## WHAT TO WORK ON
Restate each of the lines below word for word and drop every picture.

==== MATERIAL TO PROCESS

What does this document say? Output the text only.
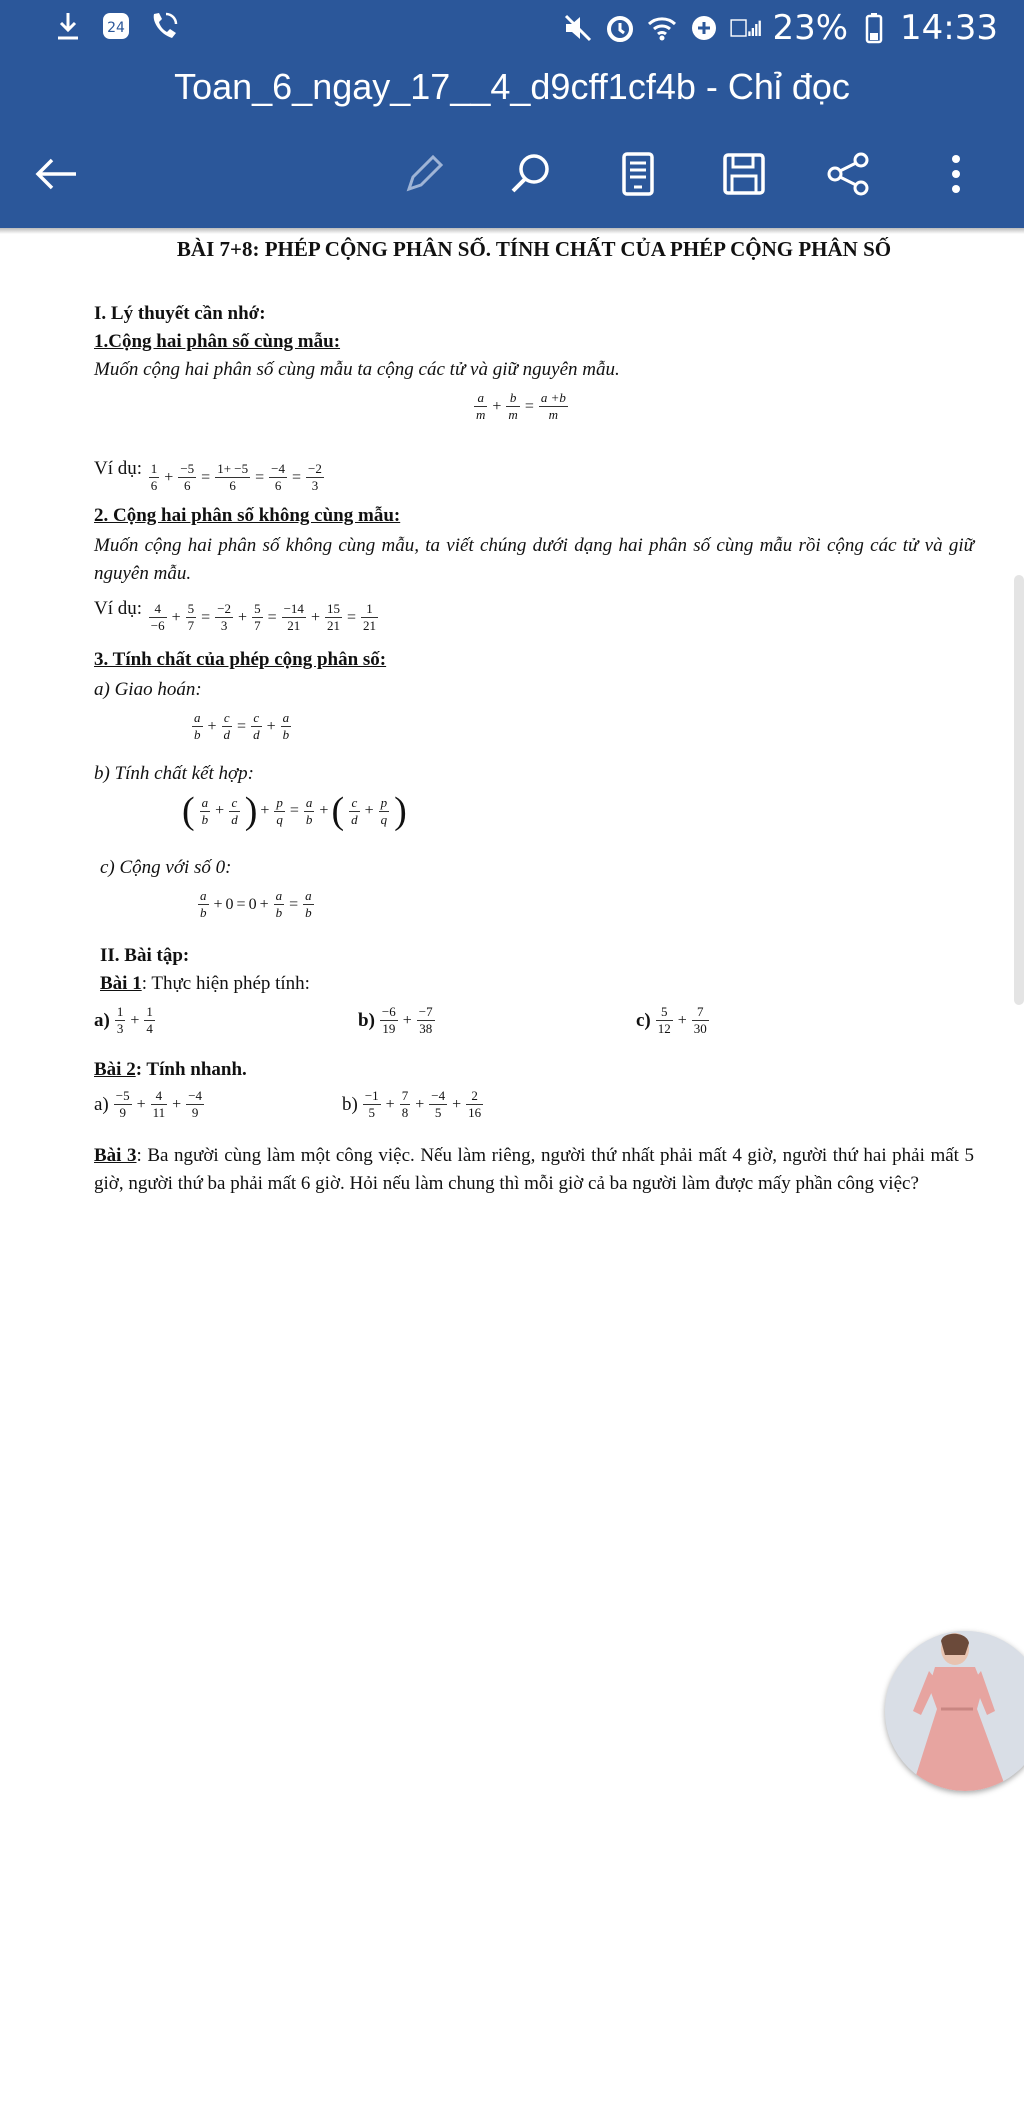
24	23% 14:33
Toan_6_ngay_17__4_d9cff1cf4b - Chỉ đọc
BÀI 7+8: PHÉP CỘNG PHÂN SỐ. TÍNH CHẤT CỦA PHÉP CỘNG PHÂN SỐ
I. Lý thuyết cần nhớ:
1.Cộng hai phân số cùng mẫu:
Muốn cộng hai phân số cùng mẫu ta cộng các tử và giữ nguyên mẫu.
$\frac{a}{m} + \frac{b}{m} = \frac{a +b}{m}$
Ví dụ: $\frac{1}{6} + \frac{-5}{6} = \frac{1+ -5}{6} = \frac{-4}{6} = \frac{-2}{3}$
2. Cộng hai phân số không cùng mẫu:
Muốn cộng hai phân số không cùng mẫu, ta viết chúng dưới dạng hai phân số cùng mẫu rồi cộng các tử và giữ nguyên mẫu.
Ví dụ: $\frac{4}{-6} + \frac{5}{7} = \frac{-2}{3} + \frac{5}{7} = \frac{-14}{21} + \frac{15}{21} = \frac{1}{21}$
3. Tính chất của phép cộng phân số:
a) Giao hoán:
$\frac{a}{b} + \frac{c}{d} = \frac{c}{d} + \frac{a}{b}$
b) Tính chất kết hợp:
( $\frac{a}{b} + \frac{c}{d}$ ) + $\frac{p}{q} = \frac{a}{b}$ + ( $\frac{c}{d} + \frac{p}{q}$ )
c) Cộng với số 0:
$\frac{a}{b} + 0 = 0 + \frac{a}{b} = \frac{a}{b}$
II. Bài tập:
Bài 1: Thực hiện phép tính:
$a) \frac{1}{3} + \frac{1}{4}$	$b) \frac{-6}{19} + \frac{-7}{38}$	$c) \frac{5}{12} + \frac{7}{30}$
Bài 2: Tính nhanh.
$a) \frac{-5}{9} + \frac{4}{11} + \frac{-4}{9}$	$b) \frac{-1}{5} + \frac{7}{8} + \frac{-4}{5} + \frac{2}{16}$
Bài 3: Ba người cùng làm một công việc. Nếu làm riêng, người thứ nhất phải mất 4 giờ, người thứ hai phải mất 5 giờ, người thứ ba phải mất 6 giờ. Hỏi nếu làm chung thì mỗi giờ cả ba người làm được mấy phần công việc?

========

## FULL ANSWER
What does this document say? Output the text only.
24	23% 14:33
Toan_6_ngay_17__4_d9cff1cf4b - Chỉ đọc
BÀI 7+8: PHÉP CỘNG PHÂN SỐ. TÍNH CHẤT CỦA PHÉP CỘNG PHÂN SỐ
I. Lý thuyết cần nhớ:
1.Cộng hai phân số cùng mẫu:
Muốn cộng hai phân số cùng mẫu ta cộng các tử và giữ nguyên mẫu.
$\frac{a}{m} + \frac{b}{m} = \frac{a +b}{m}$
Ví dụ: $\frac{1}{6} + \frac{-5}{6} = \frac{1+ -5}{6} = \frac{-4}{6} = \frac{-2}{3}$
2. Cộng hai phân số không cùng mẫu:
Muốn cộng hai phân số không cùng mẫu, ta viết chúng dưới dạng hai phân số cùng mẫu rồi cộng các tử và giữ nguyên mẫu.
Ví dụ: $\frac{4}{-6} + \frac{5}{7} = \frac{-2}{3} + \frac{5}{7} = \frac{-14}{21} + \frac{15}{21} = \frac{1}{21}$
3. Tính chất của phép cộng phân số:
a) Giao hoán:
$\frac{a}{b} + \frac{c}{d} = \frac{c}{d} + \frac{a}{b}$
b) Tính chất kết hợp:
( $\frac{a}{b} + \frac{c}{d}$ ) + $\frac{p}{q} = \frac{a}{b}$ + ( $\frac{c}{d} + \frac{p}{q}$ )
c) Cộng với số 0:
$\frac{a}{b} + 0 = 0 + \frac{a}{b} = \frac{a}{b}$
II. Bài tập:
Bài 1: Thực hiện phép tính:
$a) \frac{1}{3} + \frac{1}{4}$	$b) \frac{-6}{19} + \frac{-7}{38}$	$c) \frac{5}{12} + \frac{7}{30}$
Bài 2: Tính nhanh.
$a) \frac{-5}{9} + \frac{4}{11} + \frac{-4}{9}$	$b) \frac{-1}{5} + \frac{7}{8} + \frac{-4}{5} + \frac{2}{16}$
Bài 3: Ba người cùng làm một công việc. Nếu làm riêng, người thứ nhất phải mất 4 giờ, người thứ hai phải mất 5 giờ, người thứ ba phải mất 6 giờ. Hỏi nếu làm chung thì mỗi giờ cả ba người làm được mấy phần công việc?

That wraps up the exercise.